Collected data
───
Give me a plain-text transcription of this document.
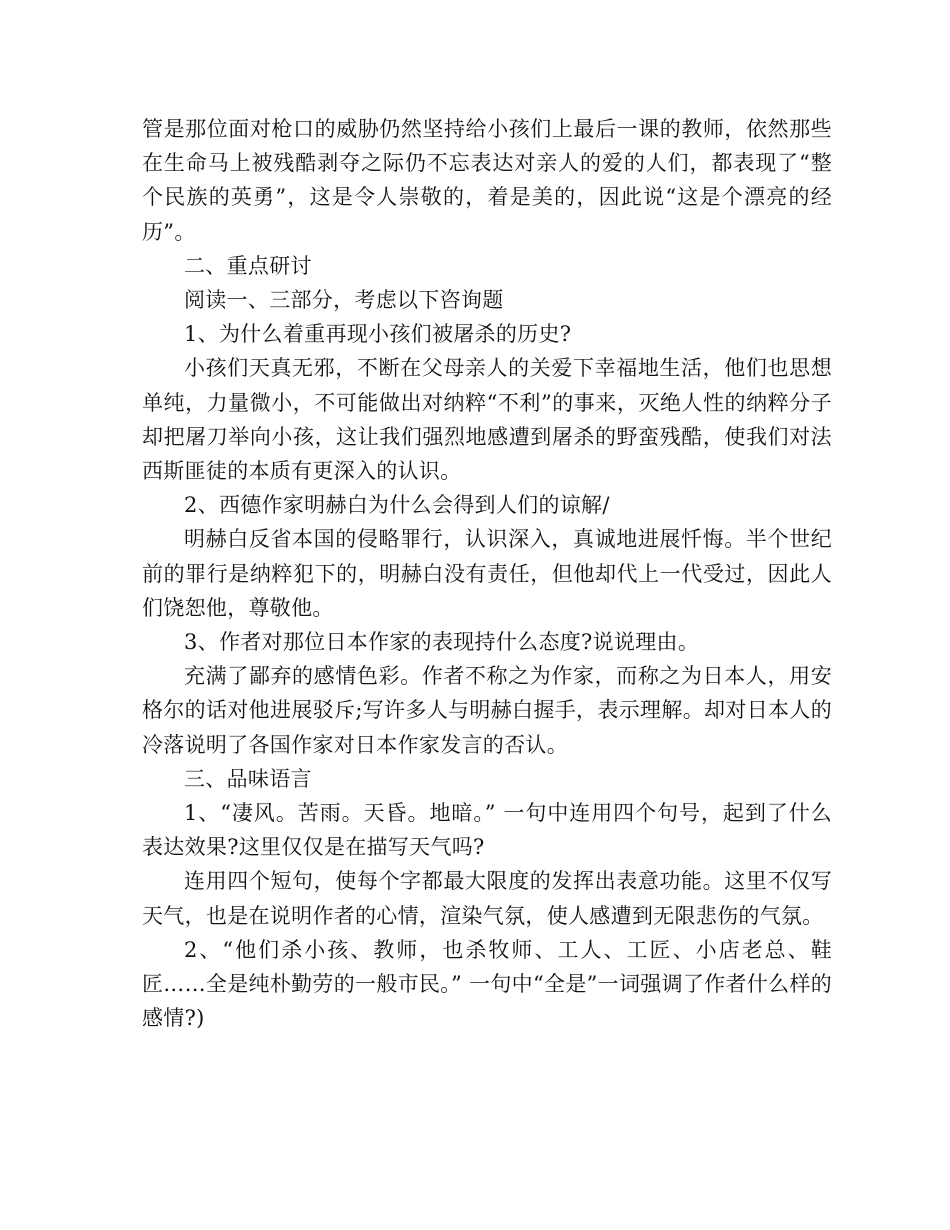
管是那位面对枪口的威胁仍然坚持给小孩们上最后一课的教师，依然那些在生命马上被残酷剥夺之际仍不忘表达对亲人的爱的人们，都表现了“整个民族的英勇”，这是令人崇敬的，着是美的，因此说“这是个漂亮的经历”。

二、重点研讨

阅读一、三部分，考虑以下咨询题

1、为什么着重再现小孩们被屠杀的历史?

小孩们天真无邪，不断在父母亲人的关爱下幸福地生活，他们也思想单纯，力量微小，不可能做出对纳粹“不利”的事来，灭绝人性的纳粹分子却把屠刀举向小孩，这让我们强烈地感遭到屠杀的野蛮残酷，使我们对法西斯匪徒的本质有更深入的认识。

2、西德作家明赫白为什么会得到人们的谅解/

明赫白反省本国的侵略罪行，认识深入，真诚地进展忏悔。半个世纪前的罪行是纳粹犯下的，明赫白没有责任，但他却代上一代受过，因此人们饶恕他，尊敬他。

3、作者对那位日本作家的表现持什么态度?说说理由。

充满了鄙弃的感情色彩。作者不称之为作家，而称之为日本人，用安格尔的话对他进展驳斥;写许多人与明赫白握手，表示理解。却对日本人的冷落说明了各国作家对日本作家发言的否认。

三、品味语言

1、“凄风。苦雨。天昏。地暗。” 一句中连用四个句号，起到了什么表达效果?这里仅仅是在描写天气吗?

连用四个短句，使每个字都最大限度的发挥出表意功能。这里不仅写天气，也是在说明作者的心情，渲染气氛，使人感遭到无限悲伤的气氛。

2、“他们杀小孩、教师，也杀牧师、工人、工匠、小店老总、鞋匠……全是纯朴勤劳的一般市民。” 一句中“全是”一词强调了作者什么样的感情?)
───
GIVEN PROBLEM — Transcribe the material exactly, and leave out whatever pictures it holds.

RESPONSE TO THIS TASK —
Give me a plain-text transcription of this document.
管是那位面对枪口的威胁仍然坚持给小孩们上最后一课的教师，依然那些在生命马上被残酷剥夺之际仍不忘表达对亲人的爱的人们，都表现了“整个民族的英勇”，这是令人崇敬的，着是美的，因此说“这是个漂亮的经历”。

二、重点研讨

阅读一、三部分，考虑以下咨询题

1、为什么着重再现小孩们被屠杀的历史?

小孩们天真无邪，不断在父母亲人的关爱下幸福地生活，他们也思想单纯，力量微小，不可能做出对纳粹“不利”的事来，灭绝人性的纳粹分子却把屠刀举向小孩，这让我们强烈地感遭到屠杀的野蛮残酷，使我们对法西斯匪徒的本质有更深入的认识。

2、西德作家明赫白为什么会得到人们的谅解/

明赫白反省本国的侵略罪行，认识深入，真诚地进展忏悔。半个世纪前的罪行是纳粹犯下的，明赫白没有责任，但他却代上一代受过，因此人们饶恕他，尊敬他。

3、作者对那位日本作家的表现持什么态度?说说理由。

充满了鄙弃的感情色彩。作者不称之为作家，而称之为日本人，用安格尔的话对他进展驳斥;写许多人与明赫白握手，表示理解。却对日本人的冷落说明了各国作家对日本作家发言的否认。

三、品味语言

1、“凄风。苦雨。天昏。地暗。” 一句中连用四个句号，起到了什么表达效果?这里仅仅是在描写天气吗?

连用四个短句，使每个字都最大限度的发挥出表意功能。这里不仅写天气，也是在说明作者的心情，渲染气氛，使人感遭到无限悲伤的气氛。

2、“他们杀小孩、教师，也杀牧师、工人、工匠、小店老总、鞋匠……全是纯朴勤劳的一般市民。” 一句中“全是”一词强调了作者什么样的感情?)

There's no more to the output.